*Exercise data:*
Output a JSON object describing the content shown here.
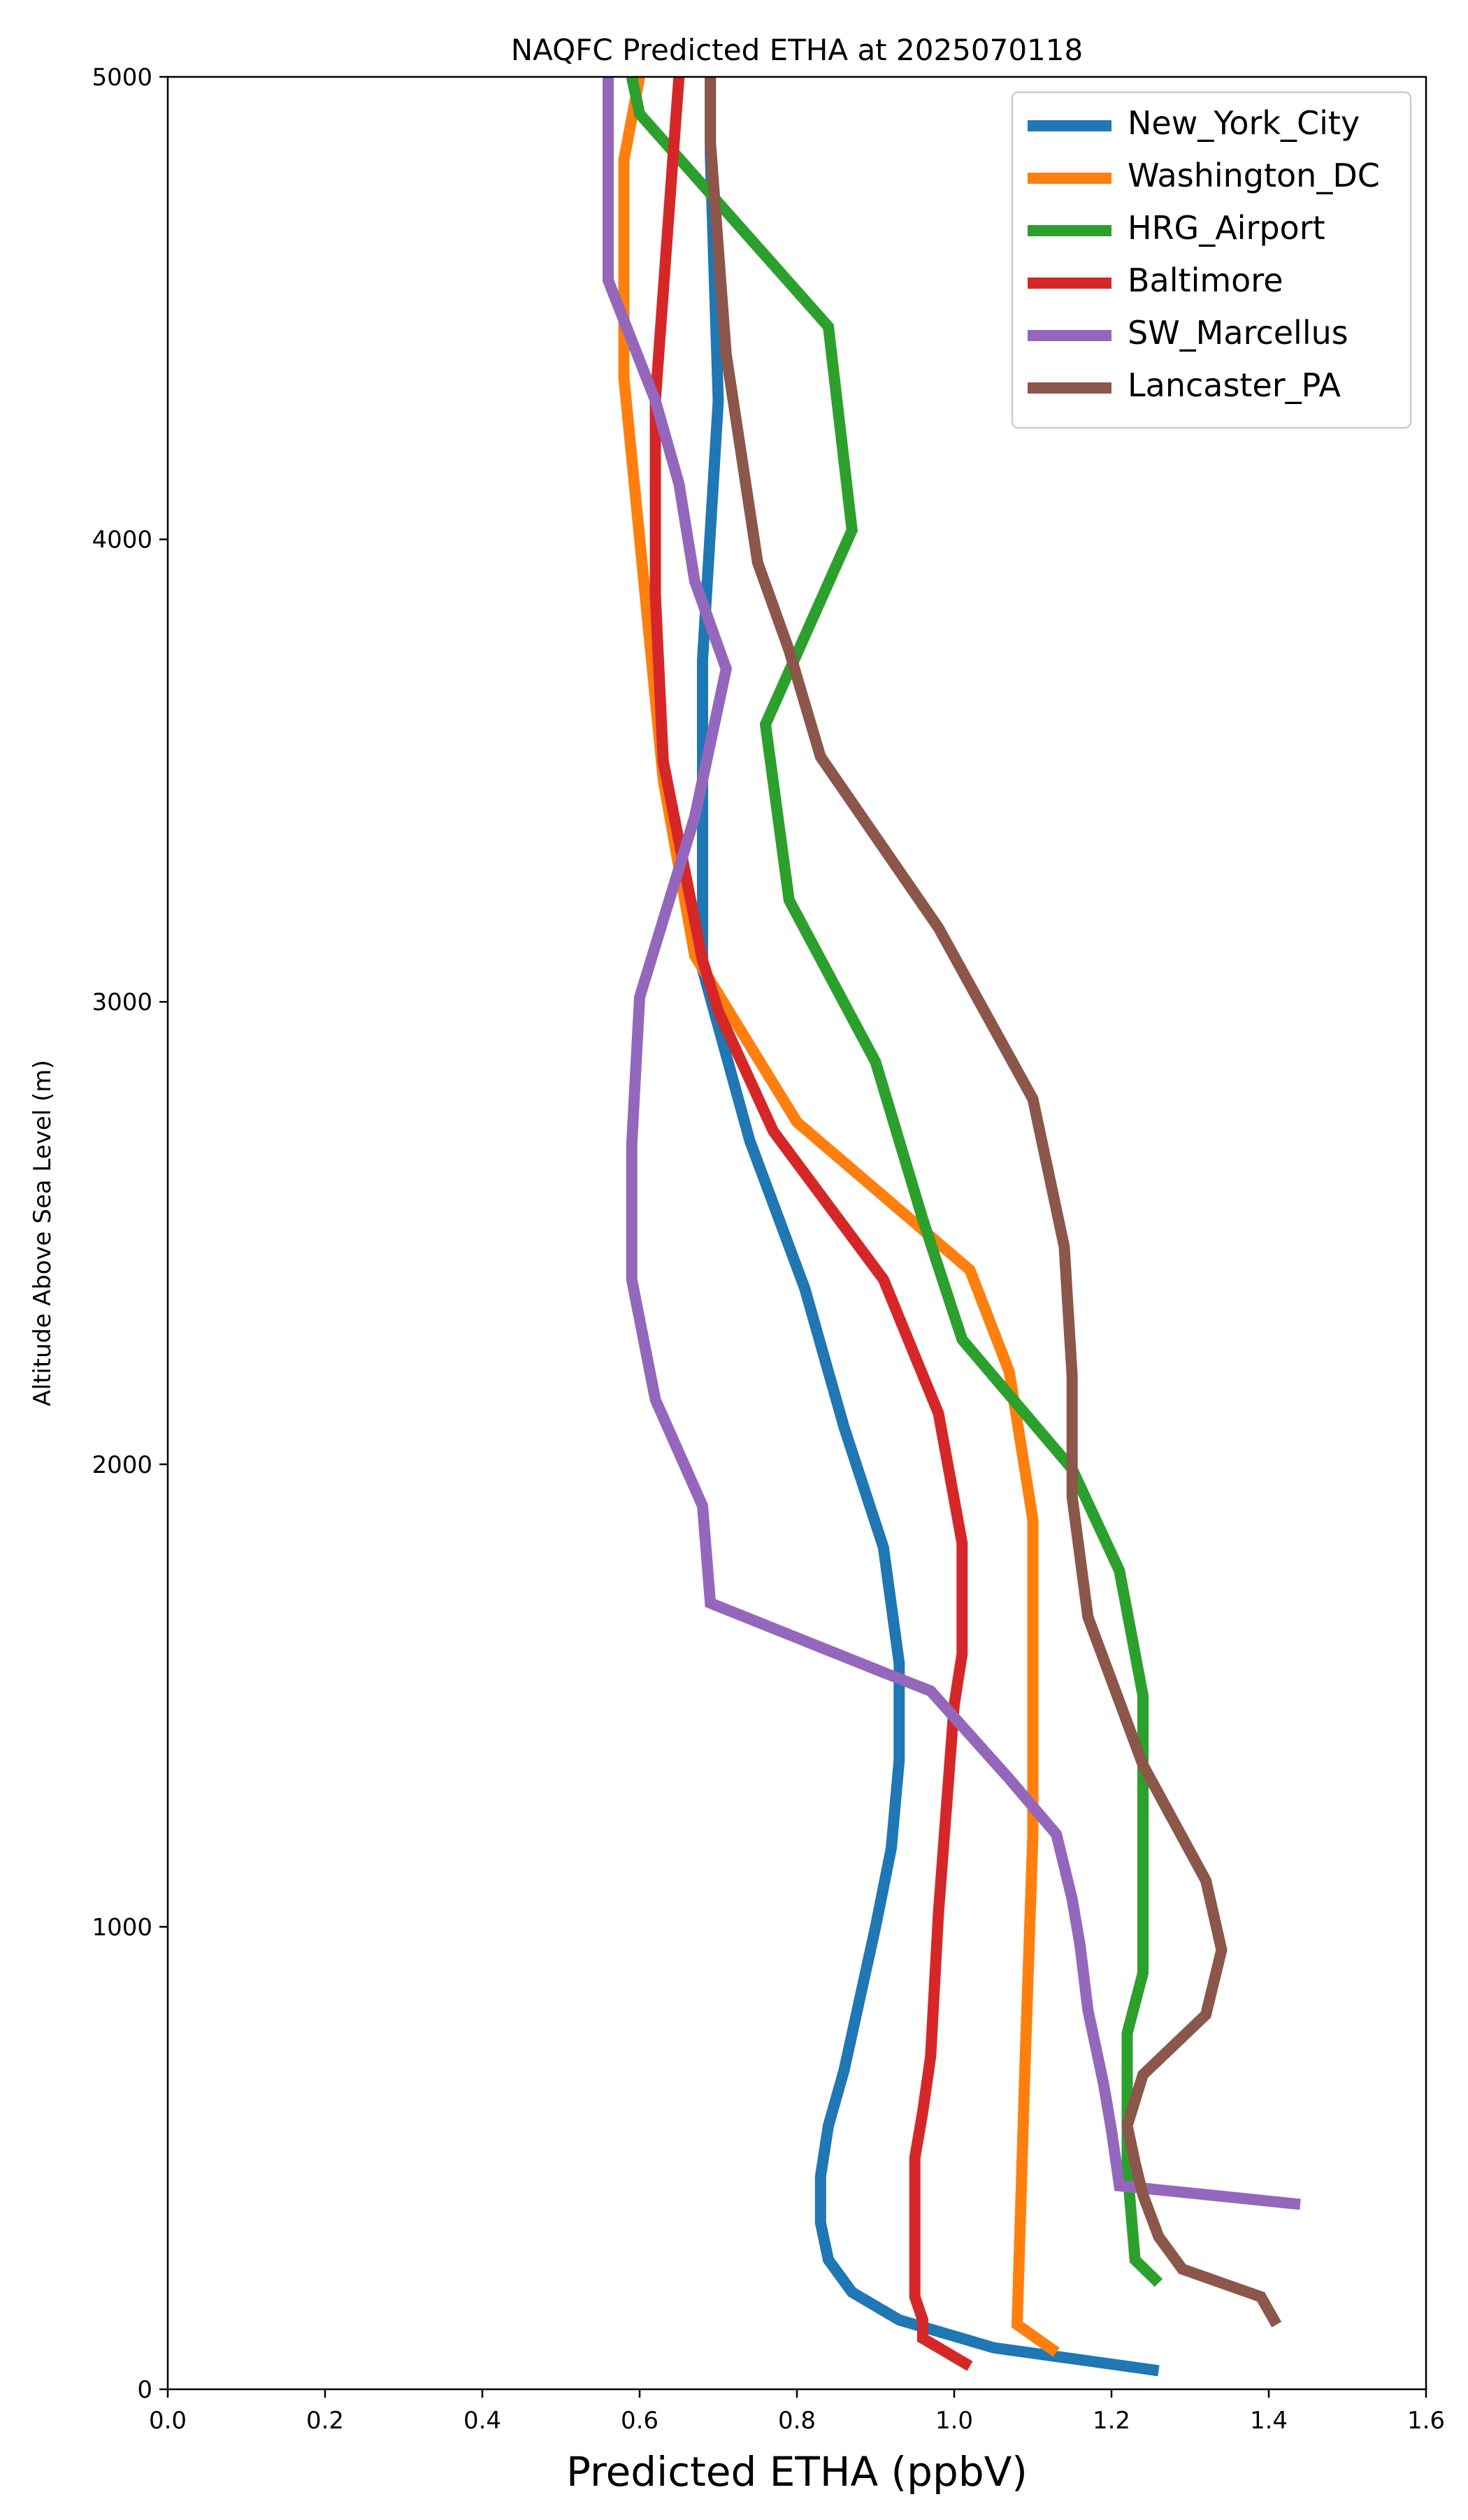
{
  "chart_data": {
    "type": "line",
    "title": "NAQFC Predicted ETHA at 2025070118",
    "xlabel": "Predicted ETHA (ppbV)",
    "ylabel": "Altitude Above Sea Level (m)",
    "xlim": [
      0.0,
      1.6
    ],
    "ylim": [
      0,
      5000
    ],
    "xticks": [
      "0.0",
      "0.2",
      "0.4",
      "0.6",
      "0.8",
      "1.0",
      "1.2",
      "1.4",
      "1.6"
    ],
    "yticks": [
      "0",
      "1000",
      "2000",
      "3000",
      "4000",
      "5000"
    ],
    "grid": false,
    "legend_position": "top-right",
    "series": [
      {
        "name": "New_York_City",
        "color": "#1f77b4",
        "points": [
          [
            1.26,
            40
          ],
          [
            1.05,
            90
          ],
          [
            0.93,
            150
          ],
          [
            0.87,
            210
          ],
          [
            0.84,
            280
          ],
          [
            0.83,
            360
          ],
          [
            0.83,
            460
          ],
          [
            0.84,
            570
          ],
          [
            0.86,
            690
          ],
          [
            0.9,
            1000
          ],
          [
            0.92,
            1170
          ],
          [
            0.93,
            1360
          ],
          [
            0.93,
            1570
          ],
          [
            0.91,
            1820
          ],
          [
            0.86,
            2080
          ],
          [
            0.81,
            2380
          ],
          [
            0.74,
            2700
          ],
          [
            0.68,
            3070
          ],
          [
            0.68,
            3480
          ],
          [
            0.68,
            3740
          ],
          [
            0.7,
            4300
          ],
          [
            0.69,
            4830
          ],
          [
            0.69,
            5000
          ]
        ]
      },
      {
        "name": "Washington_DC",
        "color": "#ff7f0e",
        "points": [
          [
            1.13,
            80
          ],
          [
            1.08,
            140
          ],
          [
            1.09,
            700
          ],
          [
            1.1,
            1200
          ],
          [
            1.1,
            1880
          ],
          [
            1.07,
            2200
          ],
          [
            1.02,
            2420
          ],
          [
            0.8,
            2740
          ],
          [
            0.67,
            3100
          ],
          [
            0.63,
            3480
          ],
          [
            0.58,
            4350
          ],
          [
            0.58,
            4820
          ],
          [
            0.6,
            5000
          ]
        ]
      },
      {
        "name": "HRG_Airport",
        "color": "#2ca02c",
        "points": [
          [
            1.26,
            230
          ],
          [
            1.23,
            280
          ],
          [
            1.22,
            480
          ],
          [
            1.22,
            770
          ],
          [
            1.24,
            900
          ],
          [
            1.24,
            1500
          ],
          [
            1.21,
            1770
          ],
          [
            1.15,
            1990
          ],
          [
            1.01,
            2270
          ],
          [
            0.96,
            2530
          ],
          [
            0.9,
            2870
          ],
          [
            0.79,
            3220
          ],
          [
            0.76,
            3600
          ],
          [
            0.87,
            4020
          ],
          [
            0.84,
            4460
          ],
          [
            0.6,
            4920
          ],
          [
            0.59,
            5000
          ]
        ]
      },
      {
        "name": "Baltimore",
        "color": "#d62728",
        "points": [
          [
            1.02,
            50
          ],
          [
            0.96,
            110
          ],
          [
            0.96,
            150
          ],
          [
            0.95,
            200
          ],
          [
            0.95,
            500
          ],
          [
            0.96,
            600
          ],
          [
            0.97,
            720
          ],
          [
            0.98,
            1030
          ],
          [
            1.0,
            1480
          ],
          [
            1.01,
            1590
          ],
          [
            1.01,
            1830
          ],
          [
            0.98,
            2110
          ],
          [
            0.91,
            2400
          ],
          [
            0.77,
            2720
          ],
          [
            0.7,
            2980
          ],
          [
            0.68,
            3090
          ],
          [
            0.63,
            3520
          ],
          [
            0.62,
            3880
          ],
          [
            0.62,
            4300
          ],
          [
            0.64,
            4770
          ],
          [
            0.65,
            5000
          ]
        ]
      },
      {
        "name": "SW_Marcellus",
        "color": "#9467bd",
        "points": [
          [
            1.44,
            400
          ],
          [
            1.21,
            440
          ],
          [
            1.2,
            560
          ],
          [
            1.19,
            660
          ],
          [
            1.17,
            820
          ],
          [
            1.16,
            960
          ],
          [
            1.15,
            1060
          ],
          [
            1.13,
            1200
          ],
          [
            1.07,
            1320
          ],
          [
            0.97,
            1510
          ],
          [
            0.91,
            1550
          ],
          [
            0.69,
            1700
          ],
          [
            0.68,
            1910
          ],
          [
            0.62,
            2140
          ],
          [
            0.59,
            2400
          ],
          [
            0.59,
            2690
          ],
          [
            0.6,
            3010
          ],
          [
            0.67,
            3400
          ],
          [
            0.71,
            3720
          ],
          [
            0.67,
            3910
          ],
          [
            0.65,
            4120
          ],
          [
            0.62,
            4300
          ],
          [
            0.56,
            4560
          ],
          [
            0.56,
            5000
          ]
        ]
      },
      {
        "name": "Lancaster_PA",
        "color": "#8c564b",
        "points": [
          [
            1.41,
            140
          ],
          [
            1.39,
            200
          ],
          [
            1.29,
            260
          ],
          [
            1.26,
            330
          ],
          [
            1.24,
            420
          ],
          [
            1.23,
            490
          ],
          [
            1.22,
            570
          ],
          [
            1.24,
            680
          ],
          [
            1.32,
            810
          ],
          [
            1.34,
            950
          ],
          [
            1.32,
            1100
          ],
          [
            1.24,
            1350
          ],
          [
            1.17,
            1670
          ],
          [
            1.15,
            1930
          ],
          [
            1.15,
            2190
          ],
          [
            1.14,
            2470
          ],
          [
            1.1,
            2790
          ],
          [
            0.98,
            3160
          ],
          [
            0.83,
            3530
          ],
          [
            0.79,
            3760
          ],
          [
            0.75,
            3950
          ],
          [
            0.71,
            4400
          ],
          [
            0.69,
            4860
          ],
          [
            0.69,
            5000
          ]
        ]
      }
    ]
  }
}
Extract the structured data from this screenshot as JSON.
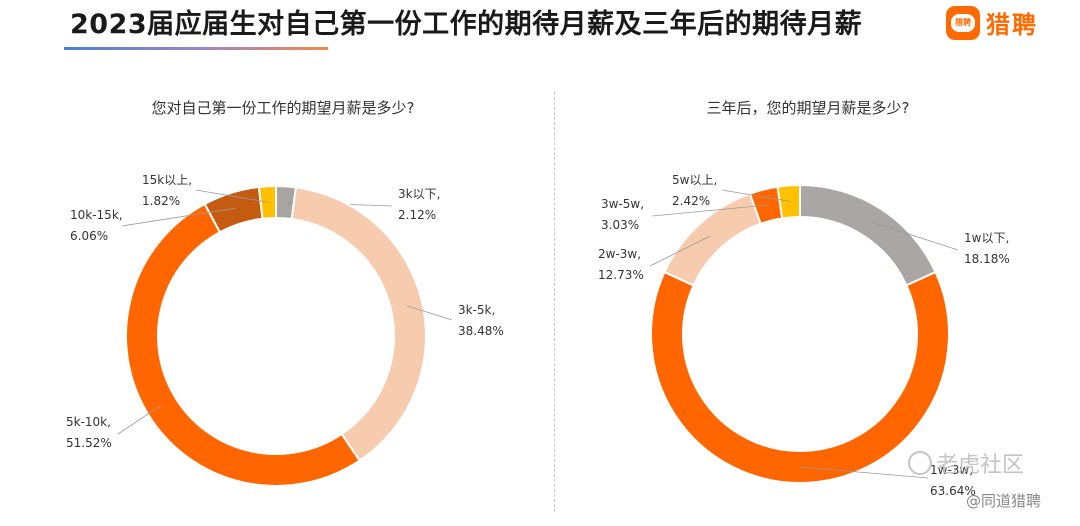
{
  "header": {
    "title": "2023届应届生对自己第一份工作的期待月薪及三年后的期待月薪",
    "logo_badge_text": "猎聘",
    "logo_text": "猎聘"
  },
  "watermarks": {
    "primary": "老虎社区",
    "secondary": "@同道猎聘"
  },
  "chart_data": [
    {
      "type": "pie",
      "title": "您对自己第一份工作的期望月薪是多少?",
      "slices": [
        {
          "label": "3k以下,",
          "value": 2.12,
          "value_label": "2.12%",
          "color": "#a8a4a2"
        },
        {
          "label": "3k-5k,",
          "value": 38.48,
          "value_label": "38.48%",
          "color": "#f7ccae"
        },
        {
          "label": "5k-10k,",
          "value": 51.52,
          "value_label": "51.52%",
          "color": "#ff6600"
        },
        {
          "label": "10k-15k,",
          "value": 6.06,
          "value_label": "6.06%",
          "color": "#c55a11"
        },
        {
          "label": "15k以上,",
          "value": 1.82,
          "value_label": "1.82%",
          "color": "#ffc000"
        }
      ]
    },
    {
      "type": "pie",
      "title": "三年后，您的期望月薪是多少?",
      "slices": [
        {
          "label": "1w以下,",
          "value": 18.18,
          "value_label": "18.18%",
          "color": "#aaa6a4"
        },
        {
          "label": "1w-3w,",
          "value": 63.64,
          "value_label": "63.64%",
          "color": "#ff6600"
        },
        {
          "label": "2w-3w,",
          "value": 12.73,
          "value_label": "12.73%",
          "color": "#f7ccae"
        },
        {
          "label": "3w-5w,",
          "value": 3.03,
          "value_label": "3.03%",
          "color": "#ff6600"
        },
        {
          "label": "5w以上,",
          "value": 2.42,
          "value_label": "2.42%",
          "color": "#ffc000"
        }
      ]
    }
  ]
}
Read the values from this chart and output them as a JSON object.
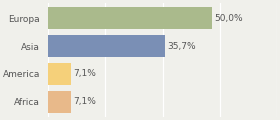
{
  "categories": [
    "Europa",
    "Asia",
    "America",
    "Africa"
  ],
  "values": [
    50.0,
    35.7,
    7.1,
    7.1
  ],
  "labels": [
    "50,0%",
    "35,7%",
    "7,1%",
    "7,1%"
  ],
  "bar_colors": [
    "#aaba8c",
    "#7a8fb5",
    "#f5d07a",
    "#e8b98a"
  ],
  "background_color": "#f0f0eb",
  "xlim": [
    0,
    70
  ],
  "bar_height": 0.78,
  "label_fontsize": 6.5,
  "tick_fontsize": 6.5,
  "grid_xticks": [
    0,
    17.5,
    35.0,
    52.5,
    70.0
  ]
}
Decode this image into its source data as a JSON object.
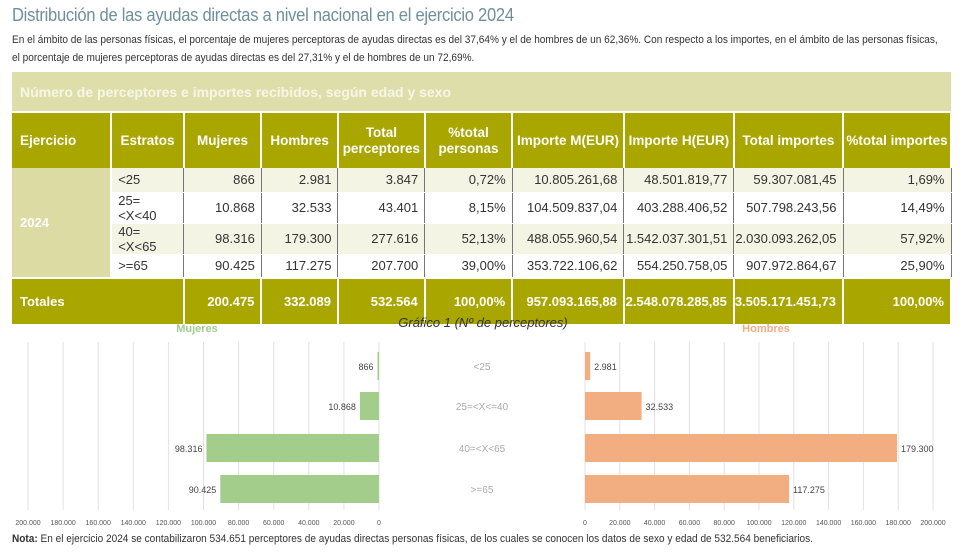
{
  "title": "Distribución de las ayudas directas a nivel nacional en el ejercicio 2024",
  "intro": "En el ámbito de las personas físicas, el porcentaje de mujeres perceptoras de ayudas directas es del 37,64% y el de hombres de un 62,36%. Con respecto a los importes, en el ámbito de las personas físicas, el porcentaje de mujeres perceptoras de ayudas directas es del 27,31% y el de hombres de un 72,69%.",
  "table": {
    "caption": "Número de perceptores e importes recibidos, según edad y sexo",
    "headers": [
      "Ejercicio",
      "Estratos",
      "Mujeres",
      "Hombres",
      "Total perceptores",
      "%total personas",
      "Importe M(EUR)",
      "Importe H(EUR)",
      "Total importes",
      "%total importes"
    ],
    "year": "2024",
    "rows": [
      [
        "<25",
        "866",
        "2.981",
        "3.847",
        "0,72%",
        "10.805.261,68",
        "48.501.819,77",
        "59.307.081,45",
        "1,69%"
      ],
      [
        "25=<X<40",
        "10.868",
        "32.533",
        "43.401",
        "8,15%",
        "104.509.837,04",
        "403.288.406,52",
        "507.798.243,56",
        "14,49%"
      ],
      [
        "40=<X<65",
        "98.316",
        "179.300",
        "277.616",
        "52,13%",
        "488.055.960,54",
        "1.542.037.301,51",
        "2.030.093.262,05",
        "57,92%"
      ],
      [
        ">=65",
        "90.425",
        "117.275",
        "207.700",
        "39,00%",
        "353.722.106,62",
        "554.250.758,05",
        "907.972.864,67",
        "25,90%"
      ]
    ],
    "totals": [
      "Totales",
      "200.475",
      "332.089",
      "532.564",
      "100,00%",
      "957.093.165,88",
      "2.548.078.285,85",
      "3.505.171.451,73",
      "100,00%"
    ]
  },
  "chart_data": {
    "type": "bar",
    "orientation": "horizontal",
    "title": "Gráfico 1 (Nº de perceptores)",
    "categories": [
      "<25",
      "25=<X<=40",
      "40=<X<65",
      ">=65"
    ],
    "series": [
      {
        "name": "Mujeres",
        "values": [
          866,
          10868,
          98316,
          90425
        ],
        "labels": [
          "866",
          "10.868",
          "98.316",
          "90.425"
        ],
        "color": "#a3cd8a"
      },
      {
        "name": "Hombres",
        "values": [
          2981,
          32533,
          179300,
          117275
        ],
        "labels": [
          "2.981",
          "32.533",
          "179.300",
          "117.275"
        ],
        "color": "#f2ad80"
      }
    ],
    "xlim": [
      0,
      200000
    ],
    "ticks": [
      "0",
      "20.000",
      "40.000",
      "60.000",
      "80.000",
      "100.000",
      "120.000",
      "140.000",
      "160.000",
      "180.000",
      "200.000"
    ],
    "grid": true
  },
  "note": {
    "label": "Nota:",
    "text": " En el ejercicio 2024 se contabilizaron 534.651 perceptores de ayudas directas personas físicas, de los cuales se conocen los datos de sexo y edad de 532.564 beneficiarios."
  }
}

*Problem statement:* In the records above, collect each line with "Predicted".

*Task output:*
    "title": "NAQFC Predicted ETHA at 2025070118",
    "xlabel": "Predicted ETHA (ppbV)",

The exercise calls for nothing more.